Dataset entries
-*-

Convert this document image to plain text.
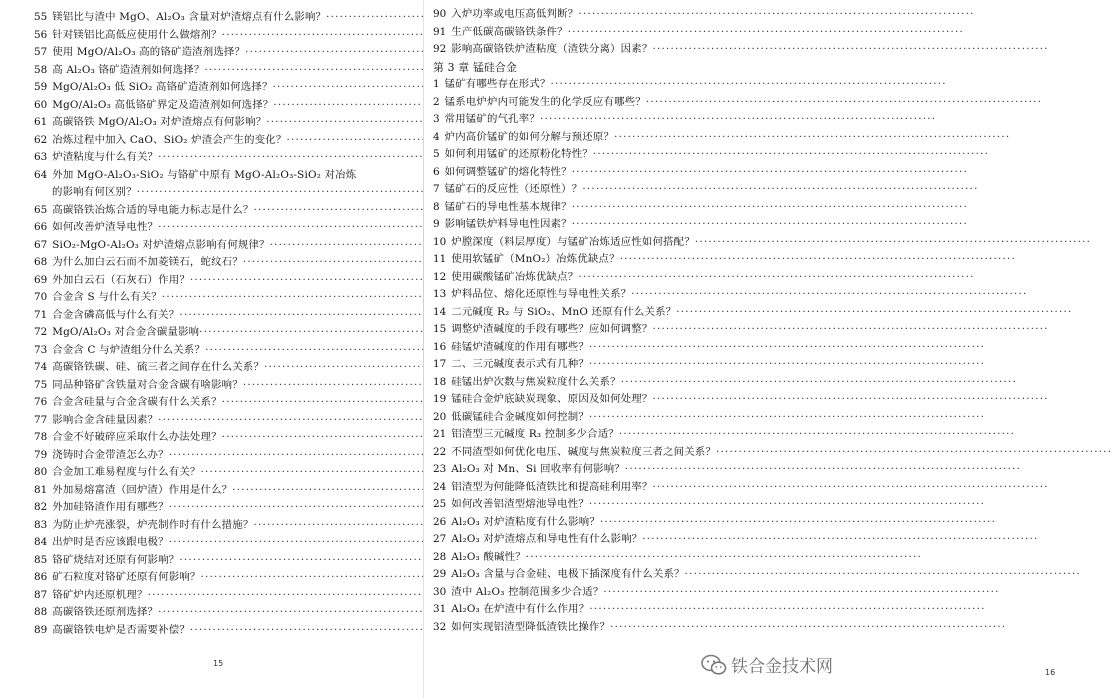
55 镁铝比与渣中 MgO、Al₂O₃ 含量对炉渣熔点有什么影响？
·····
56 针对镁铝比高低应使用什么做熔剂？
·····
57 使用 MgO/Al₂O₃ 高的铬矿造渣剂选择？
·····
58 高 Al₂O₃ 铬矿造渣剂如何选择？
·····
59 MgO/Al₂O₃ 低 SiO₂ 高铬矿造渣剂如何选择？
·····
60 MgO/Al₂O₃ 高低铬矿界定及造渣剂如何选择？
·····
61 高碳铬铁 MgO/Al₂O₃ 对炉渣熔点有何影响？
·····
62 冶炼过程中加入 CaO、SiO₂ 炉渣会产生的变化？
·····
63 炉渣粘度与什么有关？
·····
64 外加 MgO-Al₂O₃-SiO₂ 与铬矿中原有 MgO-Al₂O₃-SiO₂ 对冶炼
的影响有何区别？
·····
65 高碳铬铁冶炼合适的导电能力标志是什么？
·····
66 如何改善炉渣导电性？
·····
67 SiO₂-MgO-Al₂O₃ 对炉渣熔点影响有何规律？
·····
68 为什么加白云石而不加菱镁石，蛇纹石？
·····
69 外加白云石（石灰石）作用？
·····
70 合金含 S 与什么有关？
·····
71 合金含磷高低与什么有关？
·····
72 MgO/Al₂O₃ 对合金含碳量影响
·····
73 合金含 C 与炉渣组分什么关系？
·····
74 高碳铬铁碳、硅、硫三者之间存在什么关系？
·····
75 同品种铬矿含铁量对合金含碳有啥影响？
·····
76 合金含硅量与合金含碳有什么关系？
·····
77 影响合金含硅量因素？
·····
78 合金不好破碎应采取什么办法处理？
·····
79 浇铸时合金带渣怎么办？
·····
80 合金加工难易程度与什么有关？
·····
81 外加易熔富渣（回炉渣）作用是什么？
·····
82 外加硅铬渣作用有哪些？
·····
83 为防止炉壳涨裂，炉壳制作时有什么措施？
·····
84 出炉时是否应该跟电极？
·····
85 铬矿烧结对还原有何影响？
·····
86 矿石粒度对铬矿还原有何影响？
·····
87 铬矿炉内还原机理？
·····
88 高碳铬铁还原剂选择？
·····
89 高碳铬铁电炉是否需要补偿？
·····
15
90 入炉功率或电压高低判断？
·····
91 生产低碳高碳铬铁条件？
·····
92 影响高碳铬铁炉渣粘度（渣铁分离）因素？
·····
第 3 章 锰硅合金
1 锰矿有哪些存在形式？
·····
2 锰系电炉炉内可能发生的化学反应有哪些？
·····
3 常用锰矿的气孔率？
·····
4 炉内高价锰矿的如何分解与预还原？
·····
5 如何利用锰矿的还原粉化特性？
·····
6 如何调整锰矿的熔化特性？
·····
7 锰矿石的反应性（还原性）？
·····
8 锰矿石的导电性基本规律？
·····
9 影响锰铁炉料导电性因素？
·····
10 炉膛深度（料层厚度）与锰矿冶炼适应性如何搭配？
·····
11 使用软锰矿（MnO₂）冶炼优缺点？
·····
12 使用碳酸锰矿冶炼优缺点？
·····
13 炉料品位、熔化还原性与导电性关系？
·····
14 二元碱度 R₂ 与 SiO₂、MnO 还原有什么关系？
·····
15 调整炉渣碱度的手段有哪些？应如何调整？
·····
16 硅锰炉渣碱度的作用有哪些？
·····
17 二、三元碱度表示式有几种？
·····
18 硅锰出炉次数与焦炭粒度什么关系？
·····
19 锰硅合金炉底缺炭现象、原因及如何处理？
·····
20 低碳锰硅合金碱度如何控制？
·····
21 铝渣型三元碱度 R₃ 控制多少合适？
·····
22 不同渣型如何优化电压、碱度与焦炭粒度三者之间关系？
·····
23 Al₂O₃ 对 Mn、Si 回收率有何影响？
·····
24 铝渣型为何能降低渣铁比和提高硅利用率？
·····
25 如何改善铝渣型熔池导电性？
·····
26 Al₂O₃ 对炉渣粘度有什么影响？
·····
27 Al₂O₃ 对炉渣熔点和导电性有什么影响？
·····
28 Al₂O₃ 酸碱性？
·····
29 Al₂O₃ 含量与合金硅、电极下插深度有什么关系？
·····
30 渣中 Al₂O₃ 控制范围多少合适？
·····
31 Al₂O₃ 在炉渣中有什么作用？
·····
32 如何实现铝渣型降低渣铁比操作？
·····
16
铁合金技术网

-*-

**Written exercise**: Give only the number of lines in the entries above that hold the string "SiO₂".

**Exercise result**: 5